» INPUT DATA
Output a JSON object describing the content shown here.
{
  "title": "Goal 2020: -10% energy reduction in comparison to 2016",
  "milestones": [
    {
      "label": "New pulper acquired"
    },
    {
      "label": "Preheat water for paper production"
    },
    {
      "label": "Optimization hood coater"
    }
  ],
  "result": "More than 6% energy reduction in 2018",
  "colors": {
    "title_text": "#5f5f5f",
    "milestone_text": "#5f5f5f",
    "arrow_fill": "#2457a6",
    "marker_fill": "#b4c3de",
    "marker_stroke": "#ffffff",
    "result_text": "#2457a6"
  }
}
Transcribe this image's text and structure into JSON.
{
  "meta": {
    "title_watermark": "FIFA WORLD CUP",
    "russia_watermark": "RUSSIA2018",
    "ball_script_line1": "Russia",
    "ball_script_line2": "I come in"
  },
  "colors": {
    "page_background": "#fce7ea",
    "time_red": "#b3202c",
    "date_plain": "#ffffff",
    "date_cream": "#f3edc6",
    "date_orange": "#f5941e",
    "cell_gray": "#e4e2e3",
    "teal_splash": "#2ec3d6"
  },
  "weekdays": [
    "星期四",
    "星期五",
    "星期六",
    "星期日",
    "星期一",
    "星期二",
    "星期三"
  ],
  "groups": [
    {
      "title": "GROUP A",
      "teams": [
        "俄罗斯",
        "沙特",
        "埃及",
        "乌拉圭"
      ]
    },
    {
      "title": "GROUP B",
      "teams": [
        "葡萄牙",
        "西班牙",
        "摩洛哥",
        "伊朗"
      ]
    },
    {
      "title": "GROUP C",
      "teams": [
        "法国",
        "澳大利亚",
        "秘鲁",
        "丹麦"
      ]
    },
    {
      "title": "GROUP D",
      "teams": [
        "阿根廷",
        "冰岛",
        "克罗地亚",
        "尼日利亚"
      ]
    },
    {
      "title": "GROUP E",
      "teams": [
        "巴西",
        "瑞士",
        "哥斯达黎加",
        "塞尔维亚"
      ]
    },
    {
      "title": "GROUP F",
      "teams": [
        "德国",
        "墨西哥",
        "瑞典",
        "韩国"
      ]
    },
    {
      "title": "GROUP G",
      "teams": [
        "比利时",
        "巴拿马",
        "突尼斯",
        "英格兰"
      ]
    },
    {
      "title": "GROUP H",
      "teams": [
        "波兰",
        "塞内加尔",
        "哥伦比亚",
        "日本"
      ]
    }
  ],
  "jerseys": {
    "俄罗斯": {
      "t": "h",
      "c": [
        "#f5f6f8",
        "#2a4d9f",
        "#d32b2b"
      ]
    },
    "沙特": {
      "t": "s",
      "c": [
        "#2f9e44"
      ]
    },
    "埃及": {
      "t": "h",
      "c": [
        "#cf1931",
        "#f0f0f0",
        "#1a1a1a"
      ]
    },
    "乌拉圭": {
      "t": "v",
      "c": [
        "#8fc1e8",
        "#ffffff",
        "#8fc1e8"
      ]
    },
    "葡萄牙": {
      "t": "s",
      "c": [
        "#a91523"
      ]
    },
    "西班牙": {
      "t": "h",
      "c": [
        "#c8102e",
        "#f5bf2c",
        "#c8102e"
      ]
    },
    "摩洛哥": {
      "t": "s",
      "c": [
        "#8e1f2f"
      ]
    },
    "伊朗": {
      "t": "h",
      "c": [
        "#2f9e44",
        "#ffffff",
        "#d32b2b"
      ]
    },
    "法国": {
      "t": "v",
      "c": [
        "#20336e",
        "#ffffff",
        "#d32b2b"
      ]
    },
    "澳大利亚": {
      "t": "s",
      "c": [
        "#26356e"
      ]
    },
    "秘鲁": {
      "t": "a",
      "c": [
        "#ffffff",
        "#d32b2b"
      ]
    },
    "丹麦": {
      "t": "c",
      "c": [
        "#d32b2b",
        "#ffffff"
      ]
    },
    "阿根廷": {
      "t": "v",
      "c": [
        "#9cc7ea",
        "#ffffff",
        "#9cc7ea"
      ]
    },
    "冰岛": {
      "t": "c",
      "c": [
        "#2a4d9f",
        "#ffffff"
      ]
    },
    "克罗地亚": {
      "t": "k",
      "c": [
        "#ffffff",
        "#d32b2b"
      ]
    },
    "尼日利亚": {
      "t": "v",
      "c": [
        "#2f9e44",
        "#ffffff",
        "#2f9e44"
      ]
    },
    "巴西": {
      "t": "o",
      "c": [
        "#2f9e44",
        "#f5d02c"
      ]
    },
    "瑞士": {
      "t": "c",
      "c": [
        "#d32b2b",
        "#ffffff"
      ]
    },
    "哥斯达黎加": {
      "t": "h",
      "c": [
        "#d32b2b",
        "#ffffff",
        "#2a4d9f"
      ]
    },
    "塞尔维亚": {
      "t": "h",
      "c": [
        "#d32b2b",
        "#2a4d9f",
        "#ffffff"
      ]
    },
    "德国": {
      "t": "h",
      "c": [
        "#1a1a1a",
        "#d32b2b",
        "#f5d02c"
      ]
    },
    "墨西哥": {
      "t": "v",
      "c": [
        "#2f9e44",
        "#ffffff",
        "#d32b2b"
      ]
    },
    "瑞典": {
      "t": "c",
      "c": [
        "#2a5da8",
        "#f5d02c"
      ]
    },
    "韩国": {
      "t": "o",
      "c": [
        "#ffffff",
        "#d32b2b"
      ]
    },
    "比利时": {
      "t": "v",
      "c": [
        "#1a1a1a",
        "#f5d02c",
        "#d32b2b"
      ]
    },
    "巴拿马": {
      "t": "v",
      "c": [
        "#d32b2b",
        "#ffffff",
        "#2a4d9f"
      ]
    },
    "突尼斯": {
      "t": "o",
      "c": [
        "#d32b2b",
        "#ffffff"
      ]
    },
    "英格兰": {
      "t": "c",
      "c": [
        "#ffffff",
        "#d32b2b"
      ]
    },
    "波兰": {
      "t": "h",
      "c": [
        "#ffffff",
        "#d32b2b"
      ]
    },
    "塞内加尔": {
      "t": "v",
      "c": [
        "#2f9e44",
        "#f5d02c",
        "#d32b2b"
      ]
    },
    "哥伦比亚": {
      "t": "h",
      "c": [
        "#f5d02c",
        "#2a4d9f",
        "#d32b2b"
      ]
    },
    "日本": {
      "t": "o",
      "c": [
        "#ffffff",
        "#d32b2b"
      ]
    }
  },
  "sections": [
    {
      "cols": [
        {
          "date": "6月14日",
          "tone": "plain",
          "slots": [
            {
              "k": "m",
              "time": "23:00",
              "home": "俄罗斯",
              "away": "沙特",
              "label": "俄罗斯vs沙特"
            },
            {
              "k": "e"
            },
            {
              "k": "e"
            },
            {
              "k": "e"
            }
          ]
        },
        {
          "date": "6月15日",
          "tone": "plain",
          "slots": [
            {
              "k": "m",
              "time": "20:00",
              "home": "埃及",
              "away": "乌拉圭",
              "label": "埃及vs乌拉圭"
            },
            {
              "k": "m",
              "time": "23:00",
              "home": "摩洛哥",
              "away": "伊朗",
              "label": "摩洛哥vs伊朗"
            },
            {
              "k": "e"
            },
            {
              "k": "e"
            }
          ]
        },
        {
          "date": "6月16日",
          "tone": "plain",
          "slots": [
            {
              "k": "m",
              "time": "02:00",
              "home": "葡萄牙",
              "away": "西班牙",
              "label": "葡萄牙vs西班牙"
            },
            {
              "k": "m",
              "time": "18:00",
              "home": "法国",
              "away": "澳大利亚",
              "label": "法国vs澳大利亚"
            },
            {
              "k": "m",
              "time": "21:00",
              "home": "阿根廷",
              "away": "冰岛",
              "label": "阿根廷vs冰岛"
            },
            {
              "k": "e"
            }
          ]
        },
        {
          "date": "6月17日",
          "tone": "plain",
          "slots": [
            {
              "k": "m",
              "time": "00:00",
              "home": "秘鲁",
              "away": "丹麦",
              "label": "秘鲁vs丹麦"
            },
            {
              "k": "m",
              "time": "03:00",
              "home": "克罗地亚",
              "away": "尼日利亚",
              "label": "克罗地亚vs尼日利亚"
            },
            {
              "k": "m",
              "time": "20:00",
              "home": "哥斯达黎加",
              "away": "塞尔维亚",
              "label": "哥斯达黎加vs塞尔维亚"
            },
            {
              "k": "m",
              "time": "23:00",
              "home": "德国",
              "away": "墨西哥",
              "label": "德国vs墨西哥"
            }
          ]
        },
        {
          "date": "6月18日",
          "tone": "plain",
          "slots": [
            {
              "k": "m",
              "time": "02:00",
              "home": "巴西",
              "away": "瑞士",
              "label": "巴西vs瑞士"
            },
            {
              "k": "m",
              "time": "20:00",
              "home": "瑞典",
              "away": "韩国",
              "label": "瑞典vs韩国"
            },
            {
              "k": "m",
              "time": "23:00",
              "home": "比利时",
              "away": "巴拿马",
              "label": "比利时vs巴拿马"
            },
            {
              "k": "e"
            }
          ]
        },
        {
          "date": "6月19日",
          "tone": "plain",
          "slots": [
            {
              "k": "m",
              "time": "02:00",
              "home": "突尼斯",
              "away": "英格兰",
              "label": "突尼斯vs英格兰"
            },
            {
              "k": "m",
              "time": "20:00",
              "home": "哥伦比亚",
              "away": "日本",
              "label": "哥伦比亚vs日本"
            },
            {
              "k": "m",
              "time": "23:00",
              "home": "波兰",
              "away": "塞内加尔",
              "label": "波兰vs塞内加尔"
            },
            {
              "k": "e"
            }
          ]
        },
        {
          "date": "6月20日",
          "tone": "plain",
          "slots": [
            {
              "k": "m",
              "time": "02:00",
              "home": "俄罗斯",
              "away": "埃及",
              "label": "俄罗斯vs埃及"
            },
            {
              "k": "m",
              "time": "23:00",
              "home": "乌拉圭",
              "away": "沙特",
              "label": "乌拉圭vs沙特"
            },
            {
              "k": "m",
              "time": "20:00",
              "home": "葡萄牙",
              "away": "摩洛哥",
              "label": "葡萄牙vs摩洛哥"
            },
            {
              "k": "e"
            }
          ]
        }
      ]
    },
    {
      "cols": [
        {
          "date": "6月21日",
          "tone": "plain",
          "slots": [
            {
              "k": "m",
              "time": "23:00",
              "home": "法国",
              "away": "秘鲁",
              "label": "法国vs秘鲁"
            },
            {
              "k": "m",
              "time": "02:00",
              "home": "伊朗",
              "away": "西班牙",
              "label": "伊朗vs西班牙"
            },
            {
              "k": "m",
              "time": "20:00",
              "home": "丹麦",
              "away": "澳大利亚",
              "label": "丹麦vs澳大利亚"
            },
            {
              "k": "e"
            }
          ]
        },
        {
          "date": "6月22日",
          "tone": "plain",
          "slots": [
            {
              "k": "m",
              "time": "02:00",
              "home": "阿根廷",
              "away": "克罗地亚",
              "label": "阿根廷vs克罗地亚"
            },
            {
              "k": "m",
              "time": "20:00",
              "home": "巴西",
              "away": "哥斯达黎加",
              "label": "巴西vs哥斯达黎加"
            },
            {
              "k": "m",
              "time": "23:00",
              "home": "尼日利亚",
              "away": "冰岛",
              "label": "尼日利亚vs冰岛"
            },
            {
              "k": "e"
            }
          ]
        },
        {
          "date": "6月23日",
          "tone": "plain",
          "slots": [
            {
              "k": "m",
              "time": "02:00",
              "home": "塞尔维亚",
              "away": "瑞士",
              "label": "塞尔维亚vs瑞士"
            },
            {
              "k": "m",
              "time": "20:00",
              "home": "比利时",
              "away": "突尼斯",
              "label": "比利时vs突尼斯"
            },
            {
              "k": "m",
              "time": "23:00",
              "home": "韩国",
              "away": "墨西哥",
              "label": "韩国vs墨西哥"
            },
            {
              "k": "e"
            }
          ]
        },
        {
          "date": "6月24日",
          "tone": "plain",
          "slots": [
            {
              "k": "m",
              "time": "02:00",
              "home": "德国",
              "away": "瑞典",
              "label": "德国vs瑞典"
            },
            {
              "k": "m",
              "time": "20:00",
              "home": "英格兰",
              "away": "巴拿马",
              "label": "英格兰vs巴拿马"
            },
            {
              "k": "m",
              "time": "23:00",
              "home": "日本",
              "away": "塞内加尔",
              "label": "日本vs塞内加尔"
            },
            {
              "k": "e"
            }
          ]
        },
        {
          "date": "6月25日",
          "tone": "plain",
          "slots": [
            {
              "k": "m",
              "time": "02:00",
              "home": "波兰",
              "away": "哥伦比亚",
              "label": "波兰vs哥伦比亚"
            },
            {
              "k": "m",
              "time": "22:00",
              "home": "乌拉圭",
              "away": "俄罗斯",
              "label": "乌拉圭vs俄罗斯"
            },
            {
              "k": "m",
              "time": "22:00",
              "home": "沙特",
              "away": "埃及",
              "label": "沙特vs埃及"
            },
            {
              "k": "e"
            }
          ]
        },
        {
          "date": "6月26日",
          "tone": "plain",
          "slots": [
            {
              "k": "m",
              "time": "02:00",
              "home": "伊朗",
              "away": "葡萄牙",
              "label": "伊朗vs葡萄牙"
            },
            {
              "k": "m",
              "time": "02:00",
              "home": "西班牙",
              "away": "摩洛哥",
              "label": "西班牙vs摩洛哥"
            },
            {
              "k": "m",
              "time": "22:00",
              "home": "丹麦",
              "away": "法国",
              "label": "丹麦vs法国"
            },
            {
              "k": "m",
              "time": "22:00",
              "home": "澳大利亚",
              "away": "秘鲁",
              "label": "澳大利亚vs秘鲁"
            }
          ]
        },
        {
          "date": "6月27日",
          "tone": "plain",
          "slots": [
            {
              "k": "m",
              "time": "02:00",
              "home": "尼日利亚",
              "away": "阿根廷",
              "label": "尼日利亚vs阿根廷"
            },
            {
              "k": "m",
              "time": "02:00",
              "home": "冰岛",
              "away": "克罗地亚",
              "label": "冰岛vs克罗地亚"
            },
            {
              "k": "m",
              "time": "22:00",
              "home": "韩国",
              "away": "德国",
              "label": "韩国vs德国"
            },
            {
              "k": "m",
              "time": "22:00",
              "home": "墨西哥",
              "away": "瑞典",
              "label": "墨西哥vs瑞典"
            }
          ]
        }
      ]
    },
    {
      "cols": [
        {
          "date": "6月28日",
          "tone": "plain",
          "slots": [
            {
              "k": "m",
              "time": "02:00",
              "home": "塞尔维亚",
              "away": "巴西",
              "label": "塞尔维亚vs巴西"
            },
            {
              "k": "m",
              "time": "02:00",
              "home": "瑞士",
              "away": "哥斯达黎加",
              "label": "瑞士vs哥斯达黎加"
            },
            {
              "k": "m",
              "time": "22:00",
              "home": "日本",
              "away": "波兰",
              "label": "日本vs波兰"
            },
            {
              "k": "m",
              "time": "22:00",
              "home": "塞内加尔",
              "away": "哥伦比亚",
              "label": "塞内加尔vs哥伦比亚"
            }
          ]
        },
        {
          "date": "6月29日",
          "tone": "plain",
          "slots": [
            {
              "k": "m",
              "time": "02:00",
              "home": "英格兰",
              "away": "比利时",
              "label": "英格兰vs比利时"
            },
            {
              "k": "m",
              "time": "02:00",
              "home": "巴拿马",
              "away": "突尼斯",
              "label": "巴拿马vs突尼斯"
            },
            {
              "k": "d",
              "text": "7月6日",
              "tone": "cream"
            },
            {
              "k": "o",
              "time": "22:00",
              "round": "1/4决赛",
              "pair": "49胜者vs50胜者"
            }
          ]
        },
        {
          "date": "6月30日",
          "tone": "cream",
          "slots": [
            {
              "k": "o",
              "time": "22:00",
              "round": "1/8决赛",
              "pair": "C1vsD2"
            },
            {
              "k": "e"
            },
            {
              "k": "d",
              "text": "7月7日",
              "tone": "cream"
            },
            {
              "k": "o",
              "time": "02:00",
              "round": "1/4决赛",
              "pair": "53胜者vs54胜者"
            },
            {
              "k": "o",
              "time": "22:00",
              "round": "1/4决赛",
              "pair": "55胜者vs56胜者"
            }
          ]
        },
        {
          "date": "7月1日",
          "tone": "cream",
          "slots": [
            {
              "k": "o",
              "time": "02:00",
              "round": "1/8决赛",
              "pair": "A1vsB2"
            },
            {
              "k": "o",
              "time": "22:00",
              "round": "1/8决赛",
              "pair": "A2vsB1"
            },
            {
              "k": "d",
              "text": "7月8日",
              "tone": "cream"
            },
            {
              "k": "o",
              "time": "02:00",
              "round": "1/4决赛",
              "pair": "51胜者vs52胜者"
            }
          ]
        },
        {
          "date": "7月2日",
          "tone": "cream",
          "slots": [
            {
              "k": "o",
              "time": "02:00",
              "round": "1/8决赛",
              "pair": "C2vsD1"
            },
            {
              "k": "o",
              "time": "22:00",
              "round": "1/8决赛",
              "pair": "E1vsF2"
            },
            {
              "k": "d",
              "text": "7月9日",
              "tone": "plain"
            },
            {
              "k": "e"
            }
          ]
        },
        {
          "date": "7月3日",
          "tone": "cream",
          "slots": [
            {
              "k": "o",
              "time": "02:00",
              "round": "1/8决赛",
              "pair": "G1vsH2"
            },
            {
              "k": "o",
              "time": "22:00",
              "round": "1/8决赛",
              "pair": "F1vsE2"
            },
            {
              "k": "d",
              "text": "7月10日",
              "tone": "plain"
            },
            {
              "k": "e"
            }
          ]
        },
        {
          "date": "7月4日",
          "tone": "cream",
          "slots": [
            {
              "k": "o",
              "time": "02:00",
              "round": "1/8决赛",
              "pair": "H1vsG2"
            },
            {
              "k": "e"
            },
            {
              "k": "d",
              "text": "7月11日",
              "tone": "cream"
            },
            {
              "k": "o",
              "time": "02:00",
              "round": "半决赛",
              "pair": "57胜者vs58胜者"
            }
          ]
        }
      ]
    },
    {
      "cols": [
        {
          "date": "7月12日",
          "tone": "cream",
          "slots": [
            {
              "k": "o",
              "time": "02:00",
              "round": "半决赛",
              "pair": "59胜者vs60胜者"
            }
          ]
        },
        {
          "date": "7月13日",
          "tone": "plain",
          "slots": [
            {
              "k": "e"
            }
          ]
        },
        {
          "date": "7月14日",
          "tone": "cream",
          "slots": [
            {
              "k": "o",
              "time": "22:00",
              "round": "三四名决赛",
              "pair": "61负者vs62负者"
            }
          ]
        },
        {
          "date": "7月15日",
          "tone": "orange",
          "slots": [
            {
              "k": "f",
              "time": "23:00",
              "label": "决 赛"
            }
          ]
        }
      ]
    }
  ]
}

» WHAT THIS TASK INVOLVES
Identify the lines of the entries containing the string "energy". Copy each such line.

» CORRECT OUTPUT
  "title": "Goal 2020: -10% energy reduction in comparison to 2016",
  "result": "More than 6% energy reduction in 2018",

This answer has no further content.